▶ **Listed entries**:
----
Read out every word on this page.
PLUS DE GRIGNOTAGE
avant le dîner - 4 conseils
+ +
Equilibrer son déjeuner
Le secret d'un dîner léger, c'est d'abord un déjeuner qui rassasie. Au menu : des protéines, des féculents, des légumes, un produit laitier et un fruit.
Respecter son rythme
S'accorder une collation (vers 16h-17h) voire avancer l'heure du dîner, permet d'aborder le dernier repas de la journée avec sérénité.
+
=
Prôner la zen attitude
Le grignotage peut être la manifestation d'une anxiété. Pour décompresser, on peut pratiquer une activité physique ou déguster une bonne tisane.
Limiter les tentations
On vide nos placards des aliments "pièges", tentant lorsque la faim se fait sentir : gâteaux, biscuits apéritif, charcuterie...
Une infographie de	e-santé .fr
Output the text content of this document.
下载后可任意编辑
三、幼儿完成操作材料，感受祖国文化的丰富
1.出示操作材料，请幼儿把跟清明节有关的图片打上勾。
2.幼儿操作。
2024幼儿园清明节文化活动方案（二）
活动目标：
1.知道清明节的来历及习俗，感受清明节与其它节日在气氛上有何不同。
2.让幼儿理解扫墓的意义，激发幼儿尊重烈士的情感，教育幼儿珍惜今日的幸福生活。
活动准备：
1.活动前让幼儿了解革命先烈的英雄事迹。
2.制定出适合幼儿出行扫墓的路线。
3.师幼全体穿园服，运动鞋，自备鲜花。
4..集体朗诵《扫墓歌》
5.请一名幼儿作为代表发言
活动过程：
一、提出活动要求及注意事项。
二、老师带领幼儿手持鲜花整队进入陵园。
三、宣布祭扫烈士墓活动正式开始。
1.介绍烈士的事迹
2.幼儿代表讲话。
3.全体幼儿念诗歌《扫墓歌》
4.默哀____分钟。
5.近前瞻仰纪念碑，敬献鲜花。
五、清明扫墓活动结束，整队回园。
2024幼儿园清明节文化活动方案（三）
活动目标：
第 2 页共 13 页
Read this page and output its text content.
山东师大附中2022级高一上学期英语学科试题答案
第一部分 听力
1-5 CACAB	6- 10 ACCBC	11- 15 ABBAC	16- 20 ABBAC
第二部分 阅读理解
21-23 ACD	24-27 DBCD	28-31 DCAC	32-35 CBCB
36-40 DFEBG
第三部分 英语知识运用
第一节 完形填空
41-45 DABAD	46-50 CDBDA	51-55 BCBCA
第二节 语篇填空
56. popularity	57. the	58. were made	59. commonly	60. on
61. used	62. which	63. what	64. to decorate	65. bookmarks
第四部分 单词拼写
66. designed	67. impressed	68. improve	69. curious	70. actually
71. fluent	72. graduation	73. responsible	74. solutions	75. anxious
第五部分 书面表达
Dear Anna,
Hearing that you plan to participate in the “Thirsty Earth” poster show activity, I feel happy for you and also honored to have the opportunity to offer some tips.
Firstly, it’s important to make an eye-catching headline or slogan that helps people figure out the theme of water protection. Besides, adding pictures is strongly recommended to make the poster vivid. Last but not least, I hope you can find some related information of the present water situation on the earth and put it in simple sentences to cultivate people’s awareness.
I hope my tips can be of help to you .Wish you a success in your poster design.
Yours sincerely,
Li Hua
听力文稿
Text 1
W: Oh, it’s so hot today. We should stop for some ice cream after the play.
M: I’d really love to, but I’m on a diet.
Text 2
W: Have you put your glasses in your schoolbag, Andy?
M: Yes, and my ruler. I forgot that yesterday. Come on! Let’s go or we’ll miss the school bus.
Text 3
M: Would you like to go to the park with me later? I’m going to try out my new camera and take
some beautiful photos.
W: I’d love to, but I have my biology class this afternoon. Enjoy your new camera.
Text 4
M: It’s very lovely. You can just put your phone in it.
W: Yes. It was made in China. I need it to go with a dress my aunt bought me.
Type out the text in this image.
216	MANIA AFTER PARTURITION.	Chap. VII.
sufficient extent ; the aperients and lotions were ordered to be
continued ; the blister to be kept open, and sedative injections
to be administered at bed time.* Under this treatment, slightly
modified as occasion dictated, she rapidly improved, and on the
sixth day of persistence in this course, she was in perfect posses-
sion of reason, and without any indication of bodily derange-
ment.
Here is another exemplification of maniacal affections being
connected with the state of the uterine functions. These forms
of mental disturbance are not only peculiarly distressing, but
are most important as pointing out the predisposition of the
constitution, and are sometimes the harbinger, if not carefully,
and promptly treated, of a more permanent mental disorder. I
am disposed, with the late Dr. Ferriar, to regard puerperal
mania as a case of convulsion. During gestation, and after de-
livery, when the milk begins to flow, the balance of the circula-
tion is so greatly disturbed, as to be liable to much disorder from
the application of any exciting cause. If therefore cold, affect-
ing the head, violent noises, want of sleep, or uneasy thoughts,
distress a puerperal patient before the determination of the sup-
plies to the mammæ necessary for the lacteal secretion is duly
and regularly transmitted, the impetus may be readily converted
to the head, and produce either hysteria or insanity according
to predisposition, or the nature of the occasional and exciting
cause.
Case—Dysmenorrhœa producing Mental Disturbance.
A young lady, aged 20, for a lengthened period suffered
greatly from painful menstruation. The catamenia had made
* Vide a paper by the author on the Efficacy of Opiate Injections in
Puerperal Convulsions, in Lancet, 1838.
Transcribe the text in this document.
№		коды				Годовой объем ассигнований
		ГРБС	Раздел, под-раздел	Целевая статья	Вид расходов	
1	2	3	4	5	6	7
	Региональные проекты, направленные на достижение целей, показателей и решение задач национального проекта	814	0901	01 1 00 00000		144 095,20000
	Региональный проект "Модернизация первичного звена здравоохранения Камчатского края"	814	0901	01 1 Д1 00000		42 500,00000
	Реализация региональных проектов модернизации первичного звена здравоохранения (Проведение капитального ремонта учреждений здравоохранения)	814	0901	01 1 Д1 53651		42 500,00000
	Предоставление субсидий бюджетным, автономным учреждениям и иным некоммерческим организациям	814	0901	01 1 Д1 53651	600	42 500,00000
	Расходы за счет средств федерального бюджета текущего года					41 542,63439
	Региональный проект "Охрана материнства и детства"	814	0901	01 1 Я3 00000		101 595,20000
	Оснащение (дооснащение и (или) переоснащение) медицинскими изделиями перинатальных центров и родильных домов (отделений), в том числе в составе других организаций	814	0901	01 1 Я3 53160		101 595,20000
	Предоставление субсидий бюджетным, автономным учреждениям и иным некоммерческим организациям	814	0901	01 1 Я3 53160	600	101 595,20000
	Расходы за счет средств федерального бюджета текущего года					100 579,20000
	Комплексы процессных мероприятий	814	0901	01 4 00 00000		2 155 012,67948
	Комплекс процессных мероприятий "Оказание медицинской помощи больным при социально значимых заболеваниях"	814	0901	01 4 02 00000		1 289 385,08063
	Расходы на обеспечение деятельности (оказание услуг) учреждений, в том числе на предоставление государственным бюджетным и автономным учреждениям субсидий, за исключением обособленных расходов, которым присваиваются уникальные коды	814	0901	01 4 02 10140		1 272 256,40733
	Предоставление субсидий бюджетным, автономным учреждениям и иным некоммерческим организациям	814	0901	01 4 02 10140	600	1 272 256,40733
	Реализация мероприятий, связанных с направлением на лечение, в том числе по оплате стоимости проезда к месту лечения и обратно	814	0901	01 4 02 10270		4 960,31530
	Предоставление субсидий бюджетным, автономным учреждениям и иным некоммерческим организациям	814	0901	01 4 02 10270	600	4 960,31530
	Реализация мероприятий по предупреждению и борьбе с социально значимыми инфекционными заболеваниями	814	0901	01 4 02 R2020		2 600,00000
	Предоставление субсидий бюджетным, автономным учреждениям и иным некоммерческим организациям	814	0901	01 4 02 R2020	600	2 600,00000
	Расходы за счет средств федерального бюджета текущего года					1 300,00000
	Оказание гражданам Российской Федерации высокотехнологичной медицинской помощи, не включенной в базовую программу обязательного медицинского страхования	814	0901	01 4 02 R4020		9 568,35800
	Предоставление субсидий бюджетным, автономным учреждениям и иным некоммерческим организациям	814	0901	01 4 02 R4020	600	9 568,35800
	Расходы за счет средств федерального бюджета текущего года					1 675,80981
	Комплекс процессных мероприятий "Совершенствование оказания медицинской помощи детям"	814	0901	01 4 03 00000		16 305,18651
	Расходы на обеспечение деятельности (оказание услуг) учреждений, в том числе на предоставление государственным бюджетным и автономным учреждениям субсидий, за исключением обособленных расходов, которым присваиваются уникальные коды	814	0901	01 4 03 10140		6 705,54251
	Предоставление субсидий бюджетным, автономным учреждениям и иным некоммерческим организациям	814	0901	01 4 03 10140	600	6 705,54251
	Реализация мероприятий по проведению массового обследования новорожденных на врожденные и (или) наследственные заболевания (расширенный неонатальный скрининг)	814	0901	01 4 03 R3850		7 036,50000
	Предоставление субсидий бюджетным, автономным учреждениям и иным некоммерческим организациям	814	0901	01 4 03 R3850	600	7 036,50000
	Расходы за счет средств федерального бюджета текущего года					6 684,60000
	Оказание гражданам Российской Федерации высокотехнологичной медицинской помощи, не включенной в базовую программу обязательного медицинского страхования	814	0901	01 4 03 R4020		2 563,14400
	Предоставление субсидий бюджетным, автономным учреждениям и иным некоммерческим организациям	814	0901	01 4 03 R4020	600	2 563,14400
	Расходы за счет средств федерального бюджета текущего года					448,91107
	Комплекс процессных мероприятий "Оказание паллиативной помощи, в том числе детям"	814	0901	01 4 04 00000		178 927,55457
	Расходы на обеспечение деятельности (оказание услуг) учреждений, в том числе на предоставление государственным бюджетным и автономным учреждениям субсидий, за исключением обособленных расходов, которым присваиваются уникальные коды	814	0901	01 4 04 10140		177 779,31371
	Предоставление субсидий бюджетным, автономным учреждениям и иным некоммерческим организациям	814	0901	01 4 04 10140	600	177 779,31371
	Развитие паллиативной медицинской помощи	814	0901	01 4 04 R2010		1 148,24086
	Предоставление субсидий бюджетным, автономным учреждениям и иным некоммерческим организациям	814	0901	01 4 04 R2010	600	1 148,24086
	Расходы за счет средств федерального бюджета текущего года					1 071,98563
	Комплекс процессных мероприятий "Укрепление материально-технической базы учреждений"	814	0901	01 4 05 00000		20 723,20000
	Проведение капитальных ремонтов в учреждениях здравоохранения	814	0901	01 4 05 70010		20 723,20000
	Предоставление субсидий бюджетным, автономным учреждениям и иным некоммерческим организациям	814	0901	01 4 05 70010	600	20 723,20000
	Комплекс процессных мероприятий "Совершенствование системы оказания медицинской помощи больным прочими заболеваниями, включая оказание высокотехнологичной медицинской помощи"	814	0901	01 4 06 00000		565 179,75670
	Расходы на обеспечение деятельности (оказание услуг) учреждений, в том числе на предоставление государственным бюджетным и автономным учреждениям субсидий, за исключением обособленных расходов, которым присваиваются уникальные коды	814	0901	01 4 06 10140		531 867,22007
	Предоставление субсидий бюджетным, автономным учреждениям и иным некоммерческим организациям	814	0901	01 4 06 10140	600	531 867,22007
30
----
▶ **What is expected**:
Check each line above for the word "predisposition", and copy the lines where it appears.

▶ **Exercise answer**:
are most important as pointing out the predisposition of the
to predisposition, or the nature of the occasional and exciting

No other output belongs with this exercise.